## Required task
Find and copy lines holding "percent".

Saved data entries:
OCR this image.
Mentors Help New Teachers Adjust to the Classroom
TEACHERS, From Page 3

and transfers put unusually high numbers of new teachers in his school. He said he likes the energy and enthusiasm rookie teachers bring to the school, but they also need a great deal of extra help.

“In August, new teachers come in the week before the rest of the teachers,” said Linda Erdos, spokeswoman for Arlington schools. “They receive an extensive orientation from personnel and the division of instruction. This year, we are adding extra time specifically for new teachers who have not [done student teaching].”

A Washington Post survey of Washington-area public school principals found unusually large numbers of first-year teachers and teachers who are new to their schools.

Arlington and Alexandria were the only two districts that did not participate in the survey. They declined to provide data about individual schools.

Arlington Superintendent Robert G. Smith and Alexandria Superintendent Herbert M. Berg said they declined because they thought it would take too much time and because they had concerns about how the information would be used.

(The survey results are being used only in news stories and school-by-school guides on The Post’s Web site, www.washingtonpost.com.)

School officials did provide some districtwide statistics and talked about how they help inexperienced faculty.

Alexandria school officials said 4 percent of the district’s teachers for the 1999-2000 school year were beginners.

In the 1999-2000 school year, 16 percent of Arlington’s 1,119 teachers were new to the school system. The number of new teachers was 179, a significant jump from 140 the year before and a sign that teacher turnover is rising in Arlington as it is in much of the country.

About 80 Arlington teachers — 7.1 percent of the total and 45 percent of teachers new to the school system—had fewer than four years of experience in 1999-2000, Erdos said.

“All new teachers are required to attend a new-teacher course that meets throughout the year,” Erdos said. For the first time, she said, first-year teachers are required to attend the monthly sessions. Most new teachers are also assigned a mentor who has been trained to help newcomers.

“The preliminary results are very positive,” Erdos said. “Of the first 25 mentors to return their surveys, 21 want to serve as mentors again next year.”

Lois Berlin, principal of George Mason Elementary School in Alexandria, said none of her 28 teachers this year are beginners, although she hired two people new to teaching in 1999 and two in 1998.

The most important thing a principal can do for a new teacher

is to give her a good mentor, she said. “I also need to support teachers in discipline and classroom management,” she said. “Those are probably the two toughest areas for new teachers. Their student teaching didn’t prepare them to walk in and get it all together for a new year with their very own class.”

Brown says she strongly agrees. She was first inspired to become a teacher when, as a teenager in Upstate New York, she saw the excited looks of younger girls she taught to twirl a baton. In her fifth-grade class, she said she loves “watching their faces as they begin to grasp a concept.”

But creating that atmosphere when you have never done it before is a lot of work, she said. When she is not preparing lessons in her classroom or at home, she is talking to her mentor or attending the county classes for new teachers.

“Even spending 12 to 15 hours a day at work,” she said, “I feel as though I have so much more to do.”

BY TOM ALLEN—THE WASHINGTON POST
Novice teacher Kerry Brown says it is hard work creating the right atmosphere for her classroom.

--

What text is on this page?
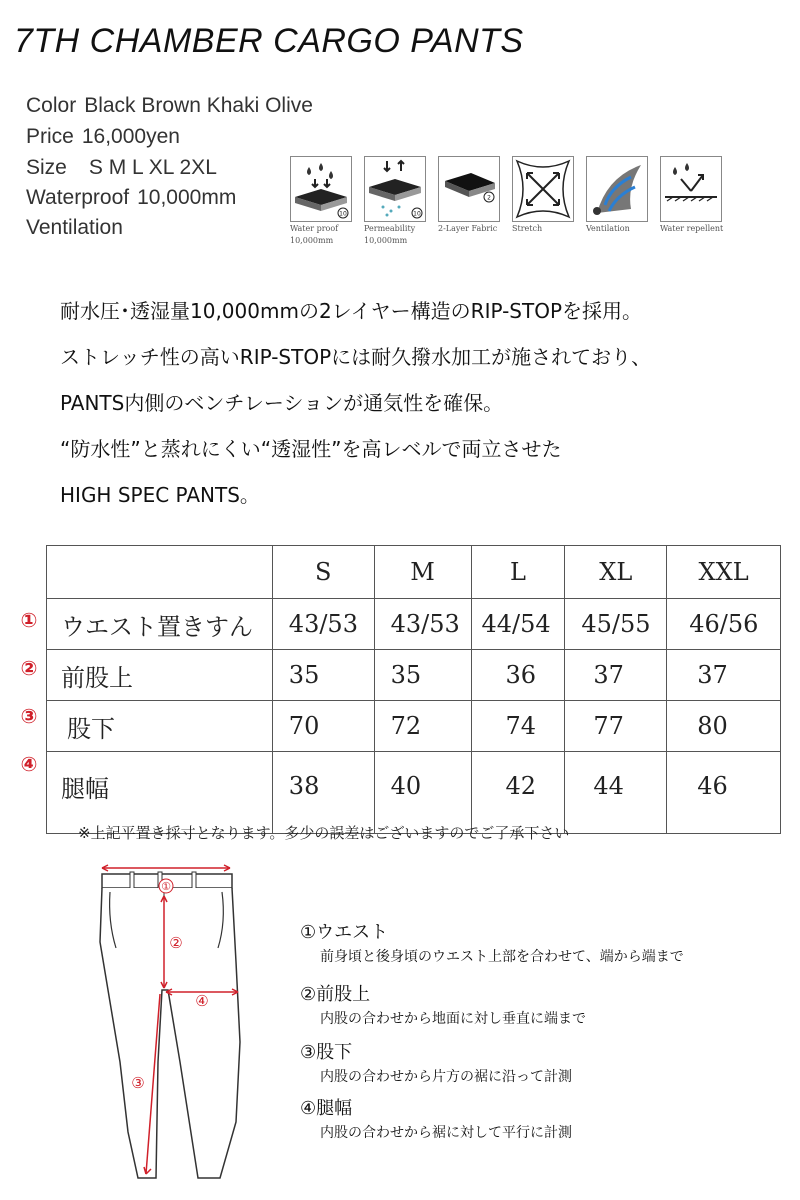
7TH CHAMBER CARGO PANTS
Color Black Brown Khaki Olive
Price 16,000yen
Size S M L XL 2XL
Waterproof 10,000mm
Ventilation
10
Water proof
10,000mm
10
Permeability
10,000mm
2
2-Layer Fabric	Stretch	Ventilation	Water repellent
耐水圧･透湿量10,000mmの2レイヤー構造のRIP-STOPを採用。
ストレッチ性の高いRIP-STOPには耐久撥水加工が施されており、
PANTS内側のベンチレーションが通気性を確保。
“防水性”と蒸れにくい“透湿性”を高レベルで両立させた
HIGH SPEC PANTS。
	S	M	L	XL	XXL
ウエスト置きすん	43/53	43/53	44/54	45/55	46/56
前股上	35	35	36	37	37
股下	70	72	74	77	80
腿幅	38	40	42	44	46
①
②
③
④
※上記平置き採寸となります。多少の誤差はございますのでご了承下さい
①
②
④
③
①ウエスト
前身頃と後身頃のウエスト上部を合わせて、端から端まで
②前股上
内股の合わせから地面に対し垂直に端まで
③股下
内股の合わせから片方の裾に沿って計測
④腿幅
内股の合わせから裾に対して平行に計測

==

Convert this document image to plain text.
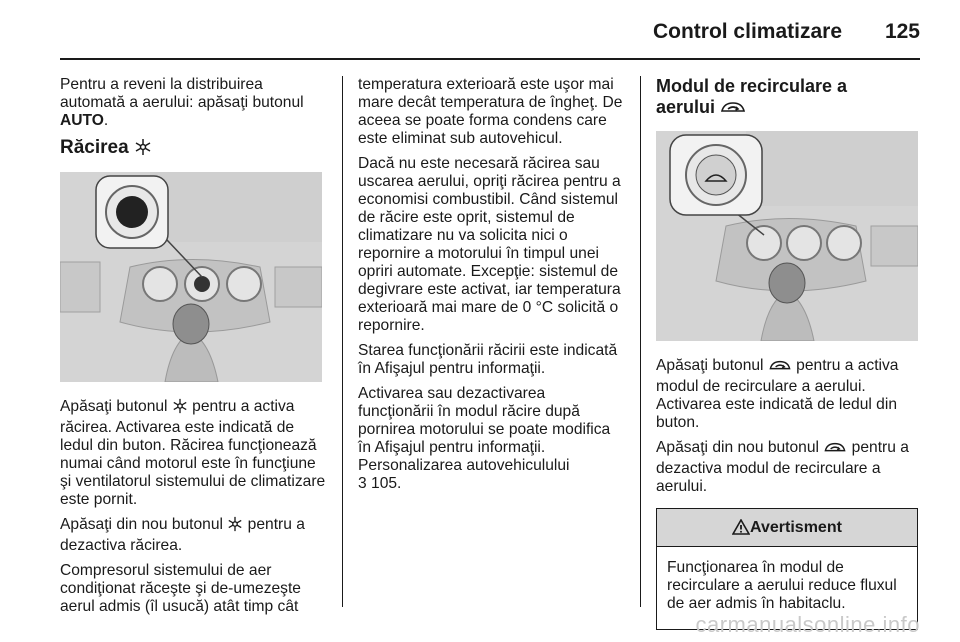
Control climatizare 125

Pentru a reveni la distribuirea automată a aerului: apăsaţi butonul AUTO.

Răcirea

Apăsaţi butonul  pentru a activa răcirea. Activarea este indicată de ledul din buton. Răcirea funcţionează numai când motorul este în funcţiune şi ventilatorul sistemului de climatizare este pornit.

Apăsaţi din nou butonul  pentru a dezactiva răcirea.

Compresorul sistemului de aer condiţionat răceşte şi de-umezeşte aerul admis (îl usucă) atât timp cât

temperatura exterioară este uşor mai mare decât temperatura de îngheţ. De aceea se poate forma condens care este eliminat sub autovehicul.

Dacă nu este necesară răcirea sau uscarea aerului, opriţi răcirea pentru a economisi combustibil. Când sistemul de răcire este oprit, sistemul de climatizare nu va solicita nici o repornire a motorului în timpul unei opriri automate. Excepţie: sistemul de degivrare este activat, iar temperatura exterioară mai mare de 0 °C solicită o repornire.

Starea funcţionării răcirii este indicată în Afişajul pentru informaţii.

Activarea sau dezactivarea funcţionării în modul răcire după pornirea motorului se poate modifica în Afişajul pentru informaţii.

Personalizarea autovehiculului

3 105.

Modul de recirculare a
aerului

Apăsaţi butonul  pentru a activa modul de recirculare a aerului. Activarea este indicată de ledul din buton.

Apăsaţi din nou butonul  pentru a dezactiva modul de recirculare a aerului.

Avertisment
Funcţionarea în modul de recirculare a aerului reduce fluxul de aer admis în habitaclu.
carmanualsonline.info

## Output of the exercise
Alexandria school officials said 4 percent of the district’s teachers for the 1999-2000 school year were beginners.
In the 1999-2000 school year, 16 percent of Arlington’s 1,119 teachers were new to the school system. The number of new teachers was 179, a significant jump from 140 the year before and a sign that teacher turnover is rising in Arlington as it is in much of the country.
About 80 Arlington teachers — 7.1 percent of the total and 45 percent of teachers new to the school system—had fewer than four years of experience in 1999-2000, Erdos said.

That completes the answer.